▶ _Problem to solve_: Take the data below and repeat it exactly.

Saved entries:
━━━━━━━━━━
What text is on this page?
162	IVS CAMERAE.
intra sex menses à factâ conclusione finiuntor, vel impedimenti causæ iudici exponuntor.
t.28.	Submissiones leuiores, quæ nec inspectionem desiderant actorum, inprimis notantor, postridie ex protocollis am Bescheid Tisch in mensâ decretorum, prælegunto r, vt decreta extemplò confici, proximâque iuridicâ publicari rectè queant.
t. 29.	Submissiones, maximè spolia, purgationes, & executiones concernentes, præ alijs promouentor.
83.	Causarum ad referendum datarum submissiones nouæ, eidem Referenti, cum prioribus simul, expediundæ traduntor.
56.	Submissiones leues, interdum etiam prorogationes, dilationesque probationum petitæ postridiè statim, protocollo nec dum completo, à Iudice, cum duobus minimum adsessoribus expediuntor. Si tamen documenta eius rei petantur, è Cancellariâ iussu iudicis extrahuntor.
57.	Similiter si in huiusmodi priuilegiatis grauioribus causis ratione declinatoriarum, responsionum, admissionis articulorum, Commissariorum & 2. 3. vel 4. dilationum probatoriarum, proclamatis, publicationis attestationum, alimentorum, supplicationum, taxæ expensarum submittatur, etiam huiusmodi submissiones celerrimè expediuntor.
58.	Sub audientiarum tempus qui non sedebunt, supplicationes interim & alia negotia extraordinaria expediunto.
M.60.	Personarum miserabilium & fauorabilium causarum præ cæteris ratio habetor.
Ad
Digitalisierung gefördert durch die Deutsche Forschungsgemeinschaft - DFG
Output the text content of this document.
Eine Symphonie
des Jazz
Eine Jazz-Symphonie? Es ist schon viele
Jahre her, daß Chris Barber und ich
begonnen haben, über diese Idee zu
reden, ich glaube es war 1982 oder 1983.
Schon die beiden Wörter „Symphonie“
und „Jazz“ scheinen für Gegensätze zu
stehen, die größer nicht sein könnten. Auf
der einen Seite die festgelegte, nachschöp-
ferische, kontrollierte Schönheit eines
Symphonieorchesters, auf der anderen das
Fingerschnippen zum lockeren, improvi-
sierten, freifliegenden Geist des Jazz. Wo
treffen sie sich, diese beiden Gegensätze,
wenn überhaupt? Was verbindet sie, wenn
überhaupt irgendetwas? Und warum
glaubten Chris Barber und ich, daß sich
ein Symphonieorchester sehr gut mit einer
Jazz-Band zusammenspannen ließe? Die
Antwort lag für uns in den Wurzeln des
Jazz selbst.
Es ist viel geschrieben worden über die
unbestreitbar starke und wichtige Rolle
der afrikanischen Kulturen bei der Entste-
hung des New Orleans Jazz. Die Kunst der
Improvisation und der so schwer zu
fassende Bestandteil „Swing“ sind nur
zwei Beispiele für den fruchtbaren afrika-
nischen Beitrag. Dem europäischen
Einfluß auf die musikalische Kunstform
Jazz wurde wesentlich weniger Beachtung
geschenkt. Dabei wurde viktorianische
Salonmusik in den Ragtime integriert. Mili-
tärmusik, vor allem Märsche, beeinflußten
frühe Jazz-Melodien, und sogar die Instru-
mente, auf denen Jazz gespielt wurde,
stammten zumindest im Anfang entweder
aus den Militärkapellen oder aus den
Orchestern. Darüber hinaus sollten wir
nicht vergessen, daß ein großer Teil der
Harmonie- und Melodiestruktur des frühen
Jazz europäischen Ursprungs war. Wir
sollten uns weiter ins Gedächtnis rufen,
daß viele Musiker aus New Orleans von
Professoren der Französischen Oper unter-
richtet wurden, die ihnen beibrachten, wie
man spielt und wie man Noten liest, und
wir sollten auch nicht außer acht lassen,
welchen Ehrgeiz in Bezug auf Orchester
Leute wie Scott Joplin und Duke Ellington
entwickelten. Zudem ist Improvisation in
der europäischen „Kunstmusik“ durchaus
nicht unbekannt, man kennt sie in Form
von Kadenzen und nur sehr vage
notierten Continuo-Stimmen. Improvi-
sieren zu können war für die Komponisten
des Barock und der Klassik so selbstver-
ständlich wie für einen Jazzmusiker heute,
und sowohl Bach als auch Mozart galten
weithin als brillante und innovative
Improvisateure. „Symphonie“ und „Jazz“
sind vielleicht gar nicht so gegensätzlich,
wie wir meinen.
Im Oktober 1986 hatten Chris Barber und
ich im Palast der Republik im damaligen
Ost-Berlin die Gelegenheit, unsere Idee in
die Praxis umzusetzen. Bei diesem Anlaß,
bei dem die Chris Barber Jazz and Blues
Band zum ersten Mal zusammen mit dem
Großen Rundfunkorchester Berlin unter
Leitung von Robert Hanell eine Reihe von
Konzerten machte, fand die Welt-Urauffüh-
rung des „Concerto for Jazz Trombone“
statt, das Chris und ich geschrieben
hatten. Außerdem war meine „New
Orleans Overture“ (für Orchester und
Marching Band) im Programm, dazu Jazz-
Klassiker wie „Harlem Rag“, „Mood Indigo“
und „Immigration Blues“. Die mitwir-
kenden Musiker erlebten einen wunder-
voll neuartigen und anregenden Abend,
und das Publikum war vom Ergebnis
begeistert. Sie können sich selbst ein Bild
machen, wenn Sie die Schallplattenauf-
━━━━━━━━━━
▶ _Solution to this exercise_:
What text is on this page?
162	IVS CAMERAE.
intra sex menses à factâ conclusione finiuntor, vel impedimenti causæ iudici exponuntor.
t.28.	Submissiones leuiores, quæ nec inspectionem desiderant actorum, inprimis notantor, postridie ex protocollis am Bescheid Tisch in mensâ decretorum, prælegunto r, vt decreta extemplò confici, proximâque iuridicâ publicari rectè queant.
t. 29.	Submissiones, maximè spolia, purgationes, & executiones concernentes, præ alijs promouentor.
83.	Causarum ad referendum datarum submissiones nouæ, eidem Referenti, cum prioribus simul, expediundæ traduntor.
56.	Submissiones leues, interdum etiam prorogationes, dilationesque probationum petitæ postridiè statim, protocollo nec dum completo, à Iudice, cum duobus minimum adsessoribus expediuntor. Si tamen documenta eius rei petantur, è Cancellariâ iussu iudicis extrahuntor.
57.	Similiter si in huiusmodi priuilegiatis grauioribus causis ratione declinatoriarum, responsionum, admissionis articulorum, Commissariorum & 2. 3. vel 4. dilationum probatoriarum, proclamatis, publicationis attestationum, alimentorum, supplicationum, taxæ expensarum submittatur, etiam huiusmodi submissiones celerrimè expediuntor.
58.	Sub audientiarum tempus qui non sedebunt, supplicationes interim & alia negotia extraordinaria expediunto.
M.60.	Personarum miserabilium & fauorabilium causarum præ cæteris ratio habetor.
Ad
Digitalisierung gefördert durch die Deutsche Forschungsgemeinschaft - DFG
Output the text content of this document.
Eine Symphonie
des Jazz
Eine Jazz-Symphonie? Es ist schon viele
Jahre her, daß Chris Barber und ich
begonnen haben, über diese Idee zu
reden, ich glaube es war 1982 oder 1983.
Schon die beiden Wörter „Symphonie“
und „Jazz“ scheinen für Gegensätze zu
stehen, die größer nicht sein könnten. Auf
der einen Seite die festgelegte, nachschöp-
ferische, kontrollierte Schönheit eines
Symphonieorchesters, auf der anderen das
Fingerschnippen zum lockeren, improvi-
sierten, freifliegenden Geist des Jazz. Wo
treffen sie sich, diese beiden Gegensätze,
wenn überhaupt? Was verbindet sie, wenn
überhaupt irgendetwas? Und warum
glaubten Chris Barber und ich, daß sich
ein Symphonieorchester sehr gut mit einer
Jazz-Band zusammenspannen ließe? Die
Antwort lag für uns in den Wurzeln des
Jazz selbst.
Es ist viel geschrieben worden über die
unbestreitbar starke und wichtige Rolle
der afrikanischen Kulturen bei der Entste-
hung des New Orleans Jazz. Die Kunst der
Improvisation und der so schwer zu
fassende Bestandteil „Swing“ sind nur
zwei Beispiele für den fruchtbaren afrika-
nischen Beitrag. Dem europäischen
Einfluß auf die musikalische Kunstform
Jazz wurde wesentlich weniger Beachtung
geschenkt. Dabei wurde viktorianische
Salonmusik in den Ragtime integriert. Mili-
tärmusik, vor allem Märsche, beeinflußten
frühe Jazz-Melodien, und sogar die Instru-
mente, auf denen Jazz gespielt wurde,
stammten zumindest im Anfang entweder
aus den Militärkapellen oder aus den
Orchestern. Darüber hinaus sollten wir
nicht vergessen, daß ein großer Teil der
Harmonie- und Melodiestruktur des frühen
Jazz europäischen Ursprungs war. Wir
sollten uns weiter ins Gedächtnis rufen,
daß viele Musiker aus New Orleans von
Professoren der Französischen Oper unter-
richtet wurden, die ihnen beibrachten, wie
man spielt und wie man Noten liest, und
wir sollten auch nicht außer acht lassen,
welchen Ehrgeiz in Bezug auf Orchester
Leute wie Scott Joplin und Duke Ellington
entwickelten. Zudem ist Improvisation in
der europäischen „Kunstmusik“ durchaus
nicht unbekannt, man kennt sie in Form
von Kadenzen und nur sehr vage
notierten Continuo-Stimmen. Improvi-
sieren zu können war für die Komponisten
des Barock und der Klassik so selbstver-
ständlich wie für einen Jazzmusiker heute,
und sowohl Bach als auch Mozart galten
weithin als brillante und innovative
Improvisateure. „Symphonie“ und „Jazz“
sind vielleicht gar nicht so gegensätzlich,
wie wir meinen.
Im Oktober 1986 hatten Chris Barber und
ich im Palast der Republik im damaligen
Ost-Berlin die Gelegenheit, unsere Idee in
die Praxis umzusetzen. Bei diesem Anlaß,
bei dem die Chris Barber Jazz and Blues
Band zum ersten Mal zusammen mit dem
Großen Rundfunkorchester Berlin unter
Leitung von Robert Hanell eine Reihe von
Konzerten machte, fand die Welt-Urauffüh-
rung des „Concerto for Jazz Trombone“
statt, das Chris und ich geschrieben
hatten. Außerdem war meine „New
Orleans Overture“ (für Orchester und
Marching Band) im Programm, dazu Jazz-
Klassiker wie „Harlem Rag“, „Mood Indigo“
und „Immigration Blues“. Die mitwir-
kenden Musiker erlebten einen wunder-
voll neuartigen und anregenden Abend,
und das Publikum war vom Ergebnis
begeistert. Sie können sich selbst ein Bild
machen, wenn Sie die Schallplattenauf-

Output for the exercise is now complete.